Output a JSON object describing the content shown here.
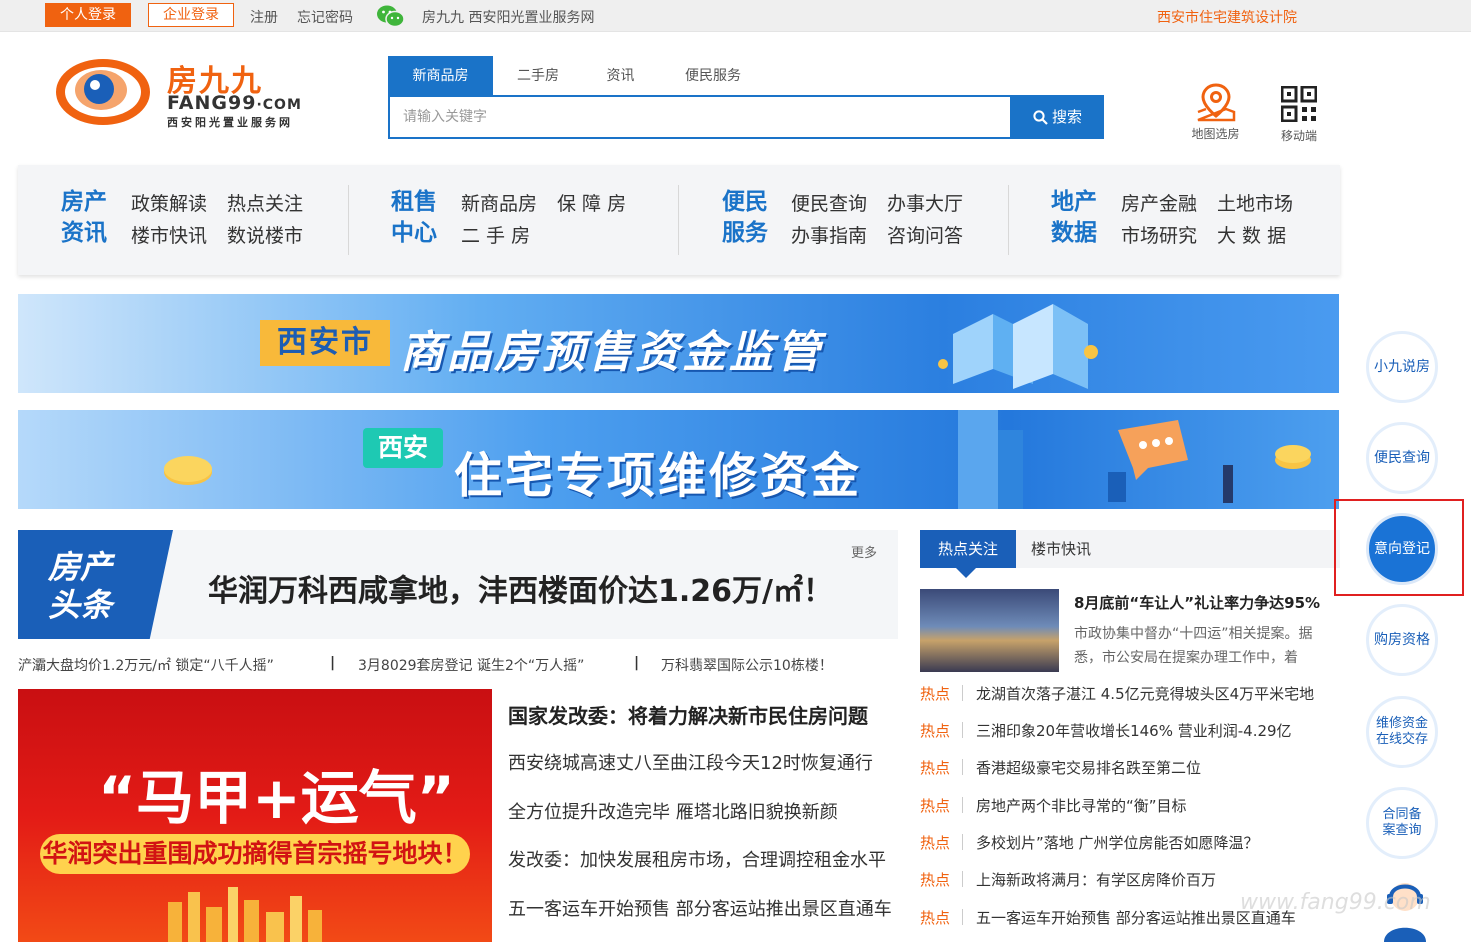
{
  "topbar": {
    "personal_login": "个人登录",
    "company_login": "企业登录",
    "register": "注册",
    "forgot_password": "忘记密码",
    "site_name": "房九九 西安阳光置业服务网",
    "right_link": "西安市住宅建筑设计院"
  },
  "logo": {
    "cn": "房九九",
    "en": "FANG99",
    "en_suffix": "·COM",
    "sub": "西安阳光置业服务网"
  },
  "search": {
    "tabs": [
      "新商品房",
      "二手房",
      "资讯",
      "便民服务"
    ],
    "placeholder": "请输入关键字",
    "button": "搜索"
  },
  "header_icons": {
    "map": "地图选房",
    "mobile": "移动端"
  },
  "nav": {
    "groups": [
      {
        "cat": [
          "房产",
          "资讯"
        ],
        "items": [
          "政策解读",
          "热点关注",
          "楼市快讯",
          "数说楼市"
        ]
      },
      {
        "cat": [
          "租售",
          "中心"
        ],
        "items": [
          "新商品房",
          "保 障 房",
          "二 手 房"
        ]
      },
      {
        "cat": [
          "便民",
          "服务"
        ],
        "items": [
          "便民查询",
          "办事大厅",
          "办事指南",
          "咨询问答"
        ]
      },
      {
        "cat": [
          "地产",
          "数据"
        ],
        "items": [
          "房产金融",
          "土地市场",
          "市场研究",
          "大 数 据"
        ]
      }
    ]
  },
  "banners": {
    "b1_tag": "西安市",
    "b1_title": "商品房预售资金监管",
    "b2_tag": "西安",
    "b2_title": "住宅专项维修资金"
  },
  "headline": {
    "badge": [
      "房产",
      "头条"
    ],
    "title": "华润万科西咸拿地，沣西楼面价达1.26万/㎡！",
    "more": "更多",
    "subs": [
      "浐灞大盘均价1.2万元/㎡ 锁定“八千人摇”",
      "3月8029套房登记 诞生2个“万人摇”",
      "万科翡翠国际公示10栋楼！"
    ],
    "sep": "|"
  },
  "feature": {
    "title": "“马甲+运气”",
    "subtitle": "华润突出重围成功摘得首宗摇号地块！"
  },
  "news": {
    "main": "国家发改委：将着力解决新市民住房问题",
    "items": [
      "西安绕城高速丈八至曲江段今天12时恢复通行",
      "全方位提升改造完毕 雁塔北路旧貌换新颜",
      "发改委：加快发展租房市场，合理调控租金水平",
      "五一客运车开始预售 部分客运站推出景区直通车"
    ]
  },
  "hot": {
    "tabs": [
      "热点关注",
      "楼市快讯"
    ],
    "top_title": "8月底前“车让人”礼让率力争达95%",
    "top_desc": "市政协集中督办“十四运”相关提案。据悉，市公安局在提案办理工作中，着",
    "tag": "热点",
    "items": [
      "龙湖首次落子湛江 4.5亿元竞得坡头区4万平米宅地",
      "三湘印象20年营收增长146% 营业利润-4.29亿",
      "香港超级豪宅交易排名跌至第二位",
      "房地产两个非比寻常的“衡”目标",
      "多校划片”落地 广州学位房能否如愿降温？",
      "上海新政将满月：有学区房降价百万",
      "五一客运车开始预售 部分客运站推出景区直通车"
    ]
  },
  "sidebar": {
    "items": [
      "小九说房",
      "便民查询",
      "意向登记",
      "购房资格",
      "维修资金在线交存",
      "合同备案查询"
    ]
  },
  "colors": {
    "brand_orange": "#f06210",
    "brand_blue": "#1a73c8",
    "highlight_red": "#e02020"
  }
}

▸ **GIVEN PROBLEM**:
Return the records exactly. Don't carry the pictures over.

▸ **RESULT FOR THIS TASK**:
Output a JSON object describing the content shown here.
{
  "topbar": {
    "personal_login": "个人登录",
    "company_login": "企业登录",
    "register": "注册",
    "forgot_password": "忘记密码",
    "site_name": "房九九 西安阳光置业服务网",
    "right_link": "西安市住宅建筑设计院"
  },
  "logo": {
    "cn": "房九九",
    "en": "FANG99",
    "en_suffix": "·COM",
    "sub": "西安阳光置业服务网"
  },
  "search": {
    "tabs": [
      "新商品房",
      "二手房",
      "资讯",
      "便民服务"
    ],
    "placeholder": "请输入关键字",
    "button": "搜索"
  },
  "header_icons": {
    "map": "地图选房",
    "mobile": "移动端"
  },
  "nav": {
    "groups": [
      {
        "cat": [
          "房产",
          "资讯"
        ],
        "items": [
          "政策解读",
          "热点关注",
          "楼市快讯",
          "数说楼市"
        ]
      },
      {
        "cat": [
          "租售",
          "中心"
        ],
        "items": [
          "新商品房",
          "保 障 房",
          "二 手 房"
        ]
      },
      {
        "cat": [
          "便民",
          "服务"
        ],
        "items": [
          "便民查询",
          "办事大厅",
          "办事指南",
          "咨询问答"
        ]
      },
      {
        "cat": [
          "地产",
          "数据"
        ],
        "items": [
          "房产金融",
          "土地市场",
          "市场研究",
          "大 数 据"
        ]
      }
    ]
  },
  "banners": {
    "b1_tag": "西安市",
    "b1_title": "商品房预售资金监管",
    "b2_tag": "西安",
    "b2_title": "住宅专项维修资金"
  },
  "headline": {
    "badge": [
      "房产",
      "头条"
    ],
    "title": "华润万科西咸拿地，沣西楼面价达1.26万/㎡！",
    "more": "更多",
    "subs": [
      "浐灞大盘均价1.2万元/㎡ 锁定“八千人摇”",
      "3月8029套房登记 诞生2个“万人摇”",
      "万科翡翠国际公示10栋楼！"
    ],
    "sep": "|"
  },
  "feature": {
    "title": "“马甲+运气”",
    "subtitle": "华润突出重围成功摘得首宗摇号地块！"
  },
  "news": {
    "main": "国家发改委：将着力解决新市民住房问题",
    "items": [
      "西安绕城高速丈八至曲江段今天12时恢复通行",
      "全方位提升改造完毕 雁塔北路旧貌换新颜",
      "发改委：加快发展租房市场，合理调控租金水平",
      "五一客运车开始预售 部分客运站推出景区直通车"
    ]
  },
  "hot": {
    "tabs": [
      "热点关注",
      "楼市快讯"
    ],
    "top_title": "8月底前“车让人”礼让率力争达95%",
    "top_desc": "市政协集中督办“十四运”相关提案。据悉，市公安局在提案办理工作中，着",
    "tag": "热点",
    "items": [
      "龙湖首次落子湛江 4.5亿元竞得坡头区4万平米宅地",
      "三湘印象20年营收增长146% 营业利润-4.29亿",
      "香港超级豪宅交易排名跌至第二位",
      "房地产两个非比寻常的“衡”目标",
      "多校划片”落地 广州学位房能否如愿降温？",
      "上海新政将满月：有学区房降价百万",
      "五一客运车开始预售 部分客运站推出景区直通车"
    ]
  },
  "sidebar": {
    "items": [
      "小九说房",
      "便民查询",
      "意向登记",
      "购房资格",
      "维修资金在线交存",
      "合同备案查询"
    ]
  },
  "colors": {
    "brand_orange": "#f06210",
    "brand_blue": "#1a73c8",
    "highlight_red": "#e02020"
  }
}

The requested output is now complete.